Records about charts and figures
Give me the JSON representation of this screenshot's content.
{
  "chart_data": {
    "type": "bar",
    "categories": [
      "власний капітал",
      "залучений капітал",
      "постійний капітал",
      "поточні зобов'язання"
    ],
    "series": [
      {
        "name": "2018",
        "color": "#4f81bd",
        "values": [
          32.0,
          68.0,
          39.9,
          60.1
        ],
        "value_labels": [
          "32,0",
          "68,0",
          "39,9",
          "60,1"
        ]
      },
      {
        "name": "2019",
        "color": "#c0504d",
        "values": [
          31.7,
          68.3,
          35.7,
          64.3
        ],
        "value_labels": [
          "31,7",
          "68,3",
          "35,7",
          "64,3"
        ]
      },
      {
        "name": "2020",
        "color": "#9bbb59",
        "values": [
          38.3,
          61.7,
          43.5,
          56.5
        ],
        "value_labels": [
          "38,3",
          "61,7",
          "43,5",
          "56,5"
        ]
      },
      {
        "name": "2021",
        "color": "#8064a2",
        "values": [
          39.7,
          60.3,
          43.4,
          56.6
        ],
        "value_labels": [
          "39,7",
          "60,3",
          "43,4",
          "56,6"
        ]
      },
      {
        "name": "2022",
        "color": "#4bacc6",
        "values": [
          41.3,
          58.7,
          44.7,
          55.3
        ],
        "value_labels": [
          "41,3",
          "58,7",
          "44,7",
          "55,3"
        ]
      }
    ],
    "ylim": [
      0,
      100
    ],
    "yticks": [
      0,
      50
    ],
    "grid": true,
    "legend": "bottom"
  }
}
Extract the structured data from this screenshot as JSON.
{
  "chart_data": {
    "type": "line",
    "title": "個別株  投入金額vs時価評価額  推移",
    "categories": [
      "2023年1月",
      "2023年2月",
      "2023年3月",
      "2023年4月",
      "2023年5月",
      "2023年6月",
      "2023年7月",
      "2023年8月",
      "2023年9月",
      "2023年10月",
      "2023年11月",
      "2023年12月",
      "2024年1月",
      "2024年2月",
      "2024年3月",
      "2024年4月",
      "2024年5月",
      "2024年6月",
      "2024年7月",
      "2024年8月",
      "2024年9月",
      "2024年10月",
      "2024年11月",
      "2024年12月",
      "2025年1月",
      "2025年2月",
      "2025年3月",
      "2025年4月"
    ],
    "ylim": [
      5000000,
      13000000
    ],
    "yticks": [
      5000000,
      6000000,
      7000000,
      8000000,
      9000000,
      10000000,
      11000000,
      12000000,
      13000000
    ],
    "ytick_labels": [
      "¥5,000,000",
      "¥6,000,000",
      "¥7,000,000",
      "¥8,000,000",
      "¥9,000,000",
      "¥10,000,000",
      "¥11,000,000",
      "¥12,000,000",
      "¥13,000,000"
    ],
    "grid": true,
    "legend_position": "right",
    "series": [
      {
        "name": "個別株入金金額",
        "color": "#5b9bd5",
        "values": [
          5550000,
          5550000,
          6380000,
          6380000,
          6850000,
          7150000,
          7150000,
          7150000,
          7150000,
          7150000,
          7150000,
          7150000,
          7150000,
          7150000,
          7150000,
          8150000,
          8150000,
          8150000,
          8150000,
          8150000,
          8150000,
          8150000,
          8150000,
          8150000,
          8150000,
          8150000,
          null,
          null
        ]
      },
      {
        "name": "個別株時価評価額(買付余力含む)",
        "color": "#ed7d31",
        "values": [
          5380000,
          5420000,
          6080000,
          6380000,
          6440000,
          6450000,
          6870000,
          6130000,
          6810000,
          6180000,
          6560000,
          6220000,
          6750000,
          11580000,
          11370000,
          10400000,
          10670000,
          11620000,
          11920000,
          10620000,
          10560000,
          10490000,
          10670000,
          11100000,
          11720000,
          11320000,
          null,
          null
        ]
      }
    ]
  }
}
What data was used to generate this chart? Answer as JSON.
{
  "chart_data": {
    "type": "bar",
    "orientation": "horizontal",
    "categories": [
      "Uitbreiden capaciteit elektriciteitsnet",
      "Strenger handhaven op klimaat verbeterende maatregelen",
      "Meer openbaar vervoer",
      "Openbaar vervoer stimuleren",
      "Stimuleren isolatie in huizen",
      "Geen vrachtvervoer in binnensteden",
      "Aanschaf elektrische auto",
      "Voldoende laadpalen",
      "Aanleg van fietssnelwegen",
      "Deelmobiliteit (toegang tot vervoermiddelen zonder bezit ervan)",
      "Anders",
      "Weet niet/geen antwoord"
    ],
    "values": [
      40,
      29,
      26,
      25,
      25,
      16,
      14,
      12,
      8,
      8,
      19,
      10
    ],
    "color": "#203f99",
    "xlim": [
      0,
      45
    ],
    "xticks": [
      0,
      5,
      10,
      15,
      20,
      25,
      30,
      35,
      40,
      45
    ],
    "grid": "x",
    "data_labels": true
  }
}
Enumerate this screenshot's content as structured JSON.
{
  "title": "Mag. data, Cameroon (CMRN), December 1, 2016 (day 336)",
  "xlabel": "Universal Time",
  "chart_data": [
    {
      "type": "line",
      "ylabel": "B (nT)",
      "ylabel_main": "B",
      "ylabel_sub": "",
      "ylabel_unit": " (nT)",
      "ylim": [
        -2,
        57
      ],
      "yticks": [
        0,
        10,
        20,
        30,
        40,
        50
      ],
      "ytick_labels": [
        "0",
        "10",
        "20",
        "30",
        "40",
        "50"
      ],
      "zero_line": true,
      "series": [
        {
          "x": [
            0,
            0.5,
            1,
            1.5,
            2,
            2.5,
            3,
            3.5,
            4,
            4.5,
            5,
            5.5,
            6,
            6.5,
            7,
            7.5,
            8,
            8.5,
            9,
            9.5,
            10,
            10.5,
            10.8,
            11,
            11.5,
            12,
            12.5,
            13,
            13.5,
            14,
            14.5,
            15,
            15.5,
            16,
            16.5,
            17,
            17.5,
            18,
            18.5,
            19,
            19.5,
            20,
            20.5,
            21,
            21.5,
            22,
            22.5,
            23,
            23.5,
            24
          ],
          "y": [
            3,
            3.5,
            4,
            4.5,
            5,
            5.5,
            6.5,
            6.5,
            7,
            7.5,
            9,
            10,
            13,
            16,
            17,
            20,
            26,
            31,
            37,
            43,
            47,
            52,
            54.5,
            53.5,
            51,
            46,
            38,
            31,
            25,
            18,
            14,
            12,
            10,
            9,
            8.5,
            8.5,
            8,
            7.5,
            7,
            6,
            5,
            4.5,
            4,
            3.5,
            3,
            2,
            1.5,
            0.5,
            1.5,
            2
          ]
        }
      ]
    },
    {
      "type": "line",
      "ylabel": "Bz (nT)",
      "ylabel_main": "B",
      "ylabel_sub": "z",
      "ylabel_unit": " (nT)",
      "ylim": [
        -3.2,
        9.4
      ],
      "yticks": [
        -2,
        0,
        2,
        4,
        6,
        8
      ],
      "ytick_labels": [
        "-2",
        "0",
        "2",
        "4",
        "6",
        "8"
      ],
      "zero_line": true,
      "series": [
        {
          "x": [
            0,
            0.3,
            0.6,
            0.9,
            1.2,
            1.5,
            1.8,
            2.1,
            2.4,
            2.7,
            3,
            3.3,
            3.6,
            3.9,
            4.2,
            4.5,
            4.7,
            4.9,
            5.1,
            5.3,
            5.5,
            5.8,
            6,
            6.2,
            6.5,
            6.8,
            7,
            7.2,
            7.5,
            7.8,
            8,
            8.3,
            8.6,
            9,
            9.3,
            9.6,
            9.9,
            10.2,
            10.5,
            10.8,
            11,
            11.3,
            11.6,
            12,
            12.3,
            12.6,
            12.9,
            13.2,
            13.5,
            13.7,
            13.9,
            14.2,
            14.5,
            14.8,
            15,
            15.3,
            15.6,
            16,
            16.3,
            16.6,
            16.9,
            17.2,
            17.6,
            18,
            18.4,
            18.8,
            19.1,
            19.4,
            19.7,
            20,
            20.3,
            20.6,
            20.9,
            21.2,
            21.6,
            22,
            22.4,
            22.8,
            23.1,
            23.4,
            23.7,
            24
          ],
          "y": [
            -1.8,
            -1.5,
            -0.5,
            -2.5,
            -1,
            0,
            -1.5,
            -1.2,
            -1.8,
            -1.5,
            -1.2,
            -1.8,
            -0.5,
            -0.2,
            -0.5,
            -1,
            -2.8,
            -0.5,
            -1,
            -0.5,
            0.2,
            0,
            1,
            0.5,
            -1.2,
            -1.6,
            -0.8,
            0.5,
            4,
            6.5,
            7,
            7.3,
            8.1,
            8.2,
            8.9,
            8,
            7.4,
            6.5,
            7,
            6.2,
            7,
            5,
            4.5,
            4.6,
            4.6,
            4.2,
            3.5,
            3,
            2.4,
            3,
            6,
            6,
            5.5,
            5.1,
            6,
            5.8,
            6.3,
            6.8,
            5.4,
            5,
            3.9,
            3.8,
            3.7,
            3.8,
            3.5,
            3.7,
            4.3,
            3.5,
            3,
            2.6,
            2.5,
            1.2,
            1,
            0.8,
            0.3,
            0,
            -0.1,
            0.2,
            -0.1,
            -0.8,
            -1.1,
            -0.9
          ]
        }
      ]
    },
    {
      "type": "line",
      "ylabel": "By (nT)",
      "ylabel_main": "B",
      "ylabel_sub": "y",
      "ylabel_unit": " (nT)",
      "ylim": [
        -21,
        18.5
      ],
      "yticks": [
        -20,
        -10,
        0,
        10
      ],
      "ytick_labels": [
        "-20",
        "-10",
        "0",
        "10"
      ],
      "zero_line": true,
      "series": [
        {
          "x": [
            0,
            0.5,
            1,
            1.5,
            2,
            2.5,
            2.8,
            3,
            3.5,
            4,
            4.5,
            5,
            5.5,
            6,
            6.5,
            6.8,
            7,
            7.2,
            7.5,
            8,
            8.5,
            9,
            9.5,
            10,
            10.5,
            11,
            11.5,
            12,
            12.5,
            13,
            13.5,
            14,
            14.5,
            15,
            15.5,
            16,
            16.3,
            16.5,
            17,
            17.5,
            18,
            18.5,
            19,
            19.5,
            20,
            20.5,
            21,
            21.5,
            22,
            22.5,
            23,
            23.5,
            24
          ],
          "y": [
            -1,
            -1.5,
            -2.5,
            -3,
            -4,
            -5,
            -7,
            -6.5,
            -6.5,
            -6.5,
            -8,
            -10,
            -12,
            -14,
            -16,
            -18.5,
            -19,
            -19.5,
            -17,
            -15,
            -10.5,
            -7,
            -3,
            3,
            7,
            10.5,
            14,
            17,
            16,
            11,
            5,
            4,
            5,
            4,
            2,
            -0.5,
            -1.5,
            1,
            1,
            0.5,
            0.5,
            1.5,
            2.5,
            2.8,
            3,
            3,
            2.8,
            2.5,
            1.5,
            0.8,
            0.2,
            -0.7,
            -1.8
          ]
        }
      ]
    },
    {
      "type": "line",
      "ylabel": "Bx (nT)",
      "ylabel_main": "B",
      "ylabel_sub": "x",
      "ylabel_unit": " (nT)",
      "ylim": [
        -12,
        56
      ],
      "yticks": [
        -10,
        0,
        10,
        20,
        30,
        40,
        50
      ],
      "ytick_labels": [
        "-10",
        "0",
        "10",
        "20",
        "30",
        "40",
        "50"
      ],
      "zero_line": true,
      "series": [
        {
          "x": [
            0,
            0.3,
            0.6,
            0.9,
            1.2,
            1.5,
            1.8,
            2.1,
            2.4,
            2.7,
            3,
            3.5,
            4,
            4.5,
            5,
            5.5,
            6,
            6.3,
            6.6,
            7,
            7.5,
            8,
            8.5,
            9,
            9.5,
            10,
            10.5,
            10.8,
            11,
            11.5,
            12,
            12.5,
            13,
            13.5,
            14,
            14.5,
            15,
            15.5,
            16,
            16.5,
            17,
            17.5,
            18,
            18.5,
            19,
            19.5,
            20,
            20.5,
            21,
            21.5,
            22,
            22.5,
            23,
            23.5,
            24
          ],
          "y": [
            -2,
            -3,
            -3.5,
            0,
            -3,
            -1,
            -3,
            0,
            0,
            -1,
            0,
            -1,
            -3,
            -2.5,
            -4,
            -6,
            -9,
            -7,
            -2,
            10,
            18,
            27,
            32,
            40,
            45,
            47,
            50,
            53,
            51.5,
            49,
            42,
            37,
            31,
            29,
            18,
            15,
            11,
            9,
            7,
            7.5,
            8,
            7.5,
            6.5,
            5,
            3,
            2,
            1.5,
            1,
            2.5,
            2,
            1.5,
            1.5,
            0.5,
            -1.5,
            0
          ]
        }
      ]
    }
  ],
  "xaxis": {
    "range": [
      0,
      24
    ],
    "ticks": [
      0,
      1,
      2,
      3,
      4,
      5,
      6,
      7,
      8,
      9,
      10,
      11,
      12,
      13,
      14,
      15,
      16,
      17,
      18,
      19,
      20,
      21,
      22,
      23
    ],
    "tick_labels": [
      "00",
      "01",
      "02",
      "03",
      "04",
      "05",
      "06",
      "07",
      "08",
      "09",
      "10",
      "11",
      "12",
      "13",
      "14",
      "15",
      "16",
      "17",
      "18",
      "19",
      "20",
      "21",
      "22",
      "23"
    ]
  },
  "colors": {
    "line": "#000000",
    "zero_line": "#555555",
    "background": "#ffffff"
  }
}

Work instructions :: Whichever lines contain the string "name", select and copy them.

Output for this task ::
        "name": "2018",
        "name": "2019",
        "name": "2020",
        "name": "2021",
        "name": "2022",
        "name": "個別株入金金額",
        "name": "個別株時価評価額(買付余力含む)",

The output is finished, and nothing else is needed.